**TASK DIRECTIONS:** Give every entry again, unchanged, and leave its images out.

____________________

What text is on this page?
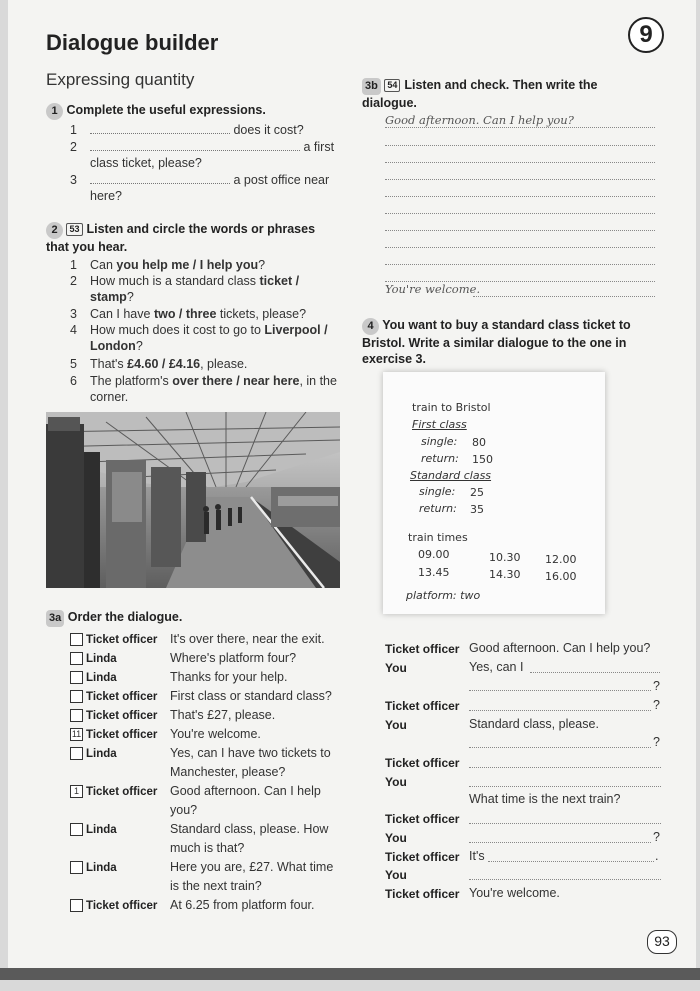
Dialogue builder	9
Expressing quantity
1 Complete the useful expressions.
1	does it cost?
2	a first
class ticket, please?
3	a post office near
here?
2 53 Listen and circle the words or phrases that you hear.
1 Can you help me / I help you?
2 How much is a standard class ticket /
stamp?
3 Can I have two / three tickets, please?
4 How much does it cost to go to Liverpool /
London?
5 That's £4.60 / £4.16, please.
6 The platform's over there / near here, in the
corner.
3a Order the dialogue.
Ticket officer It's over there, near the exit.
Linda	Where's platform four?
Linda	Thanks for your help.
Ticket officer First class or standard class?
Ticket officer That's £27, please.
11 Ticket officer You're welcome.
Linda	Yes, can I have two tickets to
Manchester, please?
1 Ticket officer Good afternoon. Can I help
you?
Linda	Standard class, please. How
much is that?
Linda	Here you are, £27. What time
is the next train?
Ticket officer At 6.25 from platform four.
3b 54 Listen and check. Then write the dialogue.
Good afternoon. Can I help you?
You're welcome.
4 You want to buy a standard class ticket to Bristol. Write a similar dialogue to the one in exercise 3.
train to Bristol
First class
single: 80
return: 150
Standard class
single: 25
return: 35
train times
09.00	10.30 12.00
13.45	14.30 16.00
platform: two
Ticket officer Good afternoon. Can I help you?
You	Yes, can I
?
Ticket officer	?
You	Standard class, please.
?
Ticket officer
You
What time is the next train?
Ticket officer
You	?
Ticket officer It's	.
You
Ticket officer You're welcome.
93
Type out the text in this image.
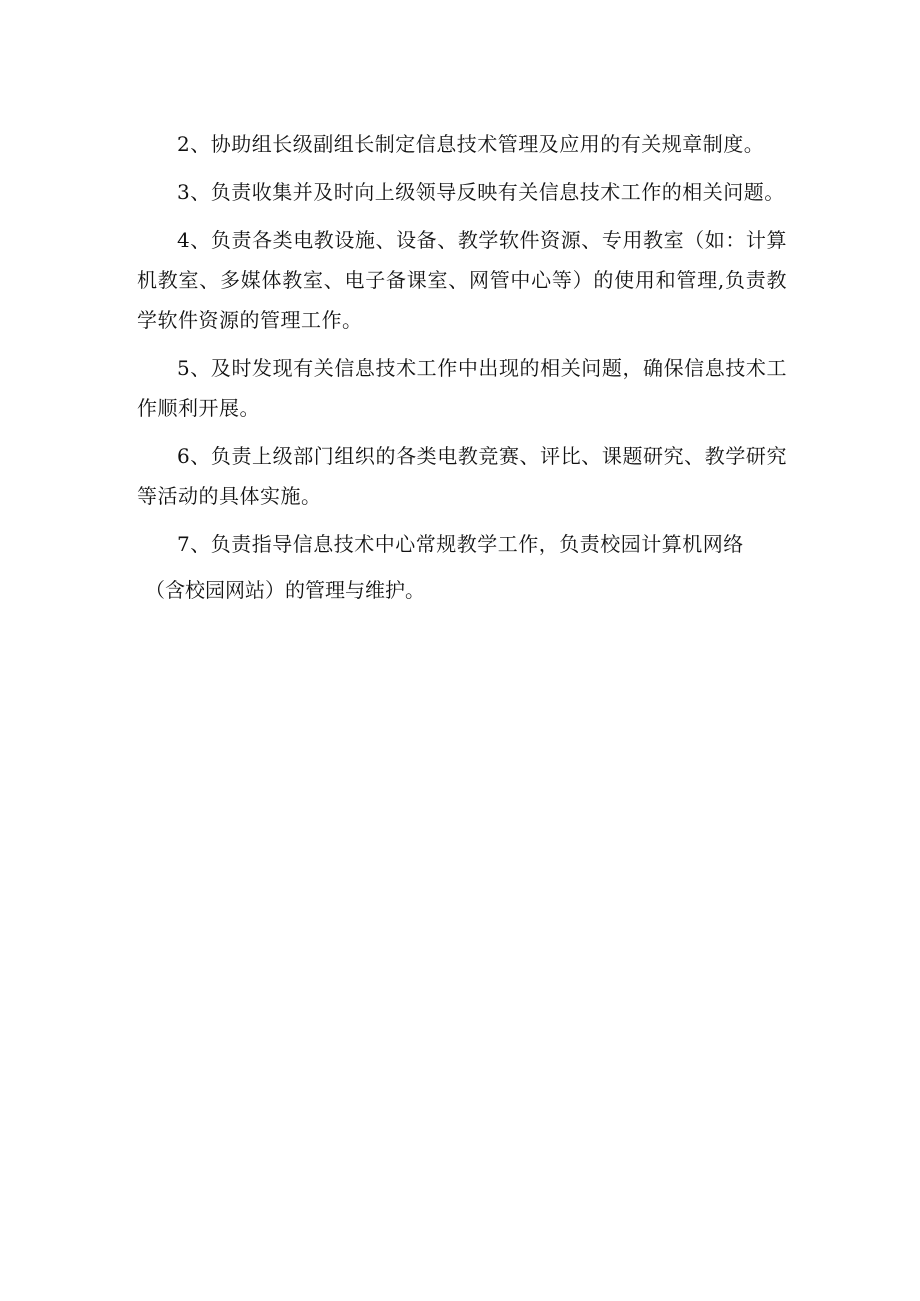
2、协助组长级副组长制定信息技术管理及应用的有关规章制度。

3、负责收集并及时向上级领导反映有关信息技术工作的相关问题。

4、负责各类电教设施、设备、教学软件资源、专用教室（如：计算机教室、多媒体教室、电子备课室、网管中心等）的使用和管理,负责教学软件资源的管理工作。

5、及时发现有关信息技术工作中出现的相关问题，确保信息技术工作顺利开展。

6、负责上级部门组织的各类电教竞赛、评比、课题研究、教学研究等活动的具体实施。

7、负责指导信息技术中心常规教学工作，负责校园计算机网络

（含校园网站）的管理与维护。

____________________

**FINISHED TASK:**
What text is on this page?
Dialogue builder	9
Expressing quantity
1 Complete the useful expressions.
1	does it cost?
2	a first
class ticket, please?
3	a post office near
here?
2 53 Listen and circle the words or phrases that you hear.
1 Can you help me / I help you?
2 How much is a standard class ticket /
stamp?
3 Can I have two / three tickets, please?
4 How much does it cost to go to Liverpool /
London?
5 That's £4.60 / £4.16, please.
6 The platform's over there / near here, in the
corner.
3a Order the dialogue.
Ticket officer It's over there, near the exit.
Linda	Where's platform four?
Linda	Thanks for your help.
Ticket officer First class or standard class?
Ticket officer That's £27, please.
11 Ticket officer You're welcome.
Linda	Yes, can I have two tickets to
Manchester, please?
1 Ticket officer Good afternoon. Can I help
you?
Linda	Standard class, please. How
much is that?
Linda	Here you are, £27. What time
is the next train?
Ticket officer At 6.25 from platform four.
3b 54 Listen and check. Then write the dialogue.
Good afternoon. Can I help you?
You're welcome.
4 You want to buy a standard class ticket to Bristol. Write a similar dialogue to the one in exercise 3.
train to Bristol
First class
single: 80
return: 150
Standard class
single: 25
return: 35
train times
09.00	10.30 12.00
13.45	14.30 16.00
platform: two
Ticket officer Good afternoon. Can I help you?
You	Yes, can I
?
Ticket officer	?
You	Standard class, please.
?
Ticket officer
You
What time is the next train?
Ticket officer
You	?
Ticket officer It's	.
You
Ticket officer You're welcome.
93
Type out the text in this image.
2、协助组长级副组长制定信息技术管理及应用的有关规章制度。

3、负责收集并及时向上级领导反映有关信息技术工作的相关问题。

4、负责各类电教设施、设备、教学软件资源、专用教室（如：计算机教室、多媒体教室、电子备课室、网管中心等）的使用和管理,负责教学软件资源的管理工作。

5、及时发现有关信息技术工作中出现的相关问题，确保信息技术工作顺利开展。

6、负责上级部门组织的各类电教竞赛、评比、课题研究、教学研究等活动的具体实施。

7、负责指导信息技术中心常规教学工作，负责校园计算机网络

（含校园网站）的管理与维护。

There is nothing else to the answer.